## [Goal of the exercise]
State how many lines of the records contain the string "المعدنية", and give no other information.

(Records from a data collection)
────────

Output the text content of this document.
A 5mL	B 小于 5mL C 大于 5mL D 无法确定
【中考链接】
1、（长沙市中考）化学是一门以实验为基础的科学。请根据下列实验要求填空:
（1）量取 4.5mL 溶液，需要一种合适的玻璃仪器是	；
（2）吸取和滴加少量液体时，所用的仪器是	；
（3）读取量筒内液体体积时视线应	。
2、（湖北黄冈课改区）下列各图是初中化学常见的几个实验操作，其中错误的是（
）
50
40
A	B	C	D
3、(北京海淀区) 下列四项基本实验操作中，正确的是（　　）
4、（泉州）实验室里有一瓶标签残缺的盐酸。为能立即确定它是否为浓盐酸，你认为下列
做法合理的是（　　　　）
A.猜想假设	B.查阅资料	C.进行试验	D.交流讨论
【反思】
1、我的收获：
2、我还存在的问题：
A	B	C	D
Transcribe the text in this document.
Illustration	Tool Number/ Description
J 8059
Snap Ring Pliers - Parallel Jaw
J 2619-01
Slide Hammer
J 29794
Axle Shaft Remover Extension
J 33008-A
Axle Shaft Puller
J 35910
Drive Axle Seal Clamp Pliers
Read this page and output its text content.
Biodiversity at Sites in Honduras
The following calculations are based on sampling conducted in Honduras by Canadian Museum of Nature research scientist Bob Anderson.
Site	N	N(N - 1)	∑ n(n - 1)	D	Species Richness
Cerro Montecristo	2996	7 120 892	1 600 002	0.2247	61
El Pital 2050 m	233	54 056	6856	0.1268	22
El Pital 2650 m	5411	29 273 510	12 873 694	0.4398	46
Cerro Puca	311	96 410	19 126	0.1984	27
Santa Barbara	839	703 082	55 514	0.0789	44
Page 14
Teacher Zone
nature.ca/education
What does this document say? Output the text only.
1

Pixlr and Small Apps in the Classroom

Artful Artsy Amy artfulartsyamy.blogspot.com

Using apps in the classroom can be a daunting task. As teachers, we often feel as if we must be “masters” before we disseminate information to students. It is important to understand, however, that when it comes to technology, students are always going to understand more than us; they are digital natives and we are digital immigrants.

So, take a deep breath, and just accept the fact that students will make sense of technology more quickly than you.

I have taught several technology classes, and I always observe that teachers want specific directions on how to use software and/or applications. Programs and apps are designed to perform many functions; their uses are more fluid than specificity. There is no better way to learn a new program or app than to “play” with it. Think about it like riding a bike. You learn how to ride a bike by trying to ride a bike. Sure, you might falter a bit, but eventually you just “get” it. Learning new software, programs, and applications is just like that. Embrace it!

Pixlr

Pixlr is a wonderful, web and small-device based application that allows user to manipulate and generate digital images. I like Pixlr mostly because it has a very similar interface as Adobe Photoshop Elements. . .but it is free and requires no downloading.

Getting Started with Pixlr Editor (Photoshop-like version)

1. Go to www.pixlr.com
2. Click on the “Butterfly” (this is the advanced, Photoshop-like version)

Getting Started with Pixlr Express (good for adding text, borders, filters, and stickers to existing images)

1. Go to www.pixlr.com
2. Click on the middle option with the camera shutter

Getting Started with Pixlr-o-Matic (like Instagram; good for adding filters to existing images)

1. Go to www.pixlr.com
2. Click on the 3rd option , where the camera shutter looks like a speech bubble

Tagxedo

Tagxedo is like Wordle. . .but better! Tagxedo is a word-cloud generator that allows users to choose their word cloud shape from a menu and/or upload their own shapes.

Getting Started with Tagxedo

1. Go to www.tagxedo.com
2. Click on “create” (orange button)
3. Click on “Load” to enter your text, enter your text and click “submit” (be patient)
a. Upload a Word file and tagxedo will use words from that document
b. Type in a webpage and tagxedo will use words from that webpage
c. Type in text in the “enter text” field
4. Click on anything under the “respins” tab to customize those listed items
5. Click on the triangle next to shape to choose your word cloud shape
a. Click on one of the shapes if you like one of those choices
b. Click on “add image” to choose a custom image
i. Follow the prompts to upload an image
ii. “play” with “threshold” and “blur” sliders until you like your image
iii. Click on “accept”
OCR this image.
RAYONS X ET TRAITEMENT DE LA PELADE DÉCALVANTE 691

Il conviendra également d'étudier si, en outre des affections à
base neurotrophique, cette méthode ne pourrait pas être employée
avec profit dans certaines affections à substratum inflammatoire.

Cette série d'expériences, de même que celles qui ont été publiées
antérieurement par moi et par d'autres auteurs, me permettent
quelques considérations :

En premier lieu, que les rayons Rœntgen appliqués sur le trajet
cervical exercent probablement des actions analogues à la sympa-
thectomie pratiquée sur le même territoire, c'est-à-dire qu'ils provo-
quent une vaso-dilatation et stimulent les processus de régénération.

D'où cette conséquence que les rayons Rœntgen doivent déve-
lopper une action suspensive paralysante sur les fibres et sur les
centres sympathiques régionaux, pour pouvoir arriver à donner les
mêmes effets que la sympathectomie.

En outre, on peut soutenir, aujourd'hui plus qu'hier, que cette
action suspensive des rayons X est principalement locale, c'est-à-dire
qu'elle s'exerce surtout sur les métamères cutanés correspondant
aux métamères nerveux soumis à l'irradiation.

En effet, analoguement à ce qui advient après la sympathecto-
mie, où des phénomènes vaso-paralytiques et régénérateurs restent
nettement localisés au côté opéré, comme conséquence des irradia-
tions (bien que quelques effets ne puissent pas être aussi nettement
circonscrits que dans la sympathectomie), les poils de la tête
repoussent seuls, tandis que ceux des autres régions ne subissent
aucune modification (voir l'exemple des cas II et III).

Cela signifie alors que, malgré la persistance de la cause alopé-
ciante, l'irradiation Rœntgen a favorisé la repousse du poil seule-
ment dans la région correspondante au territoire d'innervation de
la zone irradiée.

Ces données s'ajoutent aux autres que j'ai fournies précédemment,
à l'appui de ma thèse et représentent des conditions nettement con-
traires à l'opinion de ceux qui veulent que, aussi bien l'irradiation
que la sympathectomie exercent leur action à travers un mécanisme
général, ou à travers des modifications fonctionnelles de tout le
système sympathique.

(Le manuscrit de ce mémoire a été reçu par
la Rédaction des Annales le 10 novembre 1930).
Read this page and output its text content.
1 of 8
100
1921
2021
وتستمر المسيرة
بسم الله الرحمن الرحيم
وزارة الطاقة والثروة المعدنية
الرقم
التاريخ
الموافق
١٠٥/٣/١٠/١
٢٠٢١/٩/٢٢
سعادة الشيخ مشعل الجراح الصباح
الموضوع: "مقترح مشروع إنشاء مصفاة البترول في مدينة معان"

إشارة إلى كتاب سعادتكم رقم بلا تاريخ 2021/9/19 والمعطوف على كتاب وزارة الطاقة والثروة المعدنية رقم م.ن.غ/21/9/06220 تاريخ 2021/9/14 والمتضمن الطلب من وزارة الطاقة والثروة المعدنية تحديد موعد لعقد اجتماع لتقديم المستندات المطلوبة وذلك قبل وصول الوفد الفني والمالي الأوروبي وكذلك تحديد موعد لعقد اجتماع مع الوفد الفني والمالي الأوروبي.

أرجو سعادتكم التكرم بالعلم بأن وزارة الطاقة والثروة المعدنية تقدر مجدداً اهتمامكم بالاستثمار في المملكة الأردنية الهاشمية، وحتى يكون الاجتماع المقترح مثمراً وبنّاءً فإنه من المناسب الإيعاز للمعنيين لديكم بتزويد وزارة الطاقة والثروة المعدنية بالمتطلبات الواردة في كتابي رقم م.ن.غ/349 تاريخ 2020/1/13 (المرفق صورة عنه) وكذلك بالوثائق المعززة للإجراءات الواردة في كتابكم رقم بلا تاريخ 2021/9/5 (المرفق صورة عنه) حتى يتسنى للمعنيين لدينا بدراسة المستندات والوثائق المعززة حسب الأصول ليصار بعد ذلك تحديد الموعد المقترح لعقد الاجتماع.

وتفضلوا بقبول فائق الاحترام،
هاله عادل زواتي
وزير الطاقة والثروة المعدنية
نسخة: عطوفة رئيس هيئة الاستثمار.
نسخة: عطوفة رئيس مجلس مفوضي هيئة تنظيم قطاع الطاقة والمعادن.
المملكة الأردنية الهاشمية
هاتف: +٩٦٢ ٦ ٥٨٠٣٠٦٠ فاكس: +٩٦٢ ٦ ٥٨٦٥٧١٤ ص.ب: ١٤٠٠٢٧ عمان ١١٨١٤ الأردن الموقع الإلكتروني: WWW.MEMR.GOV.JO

────────

## [Complete response]
4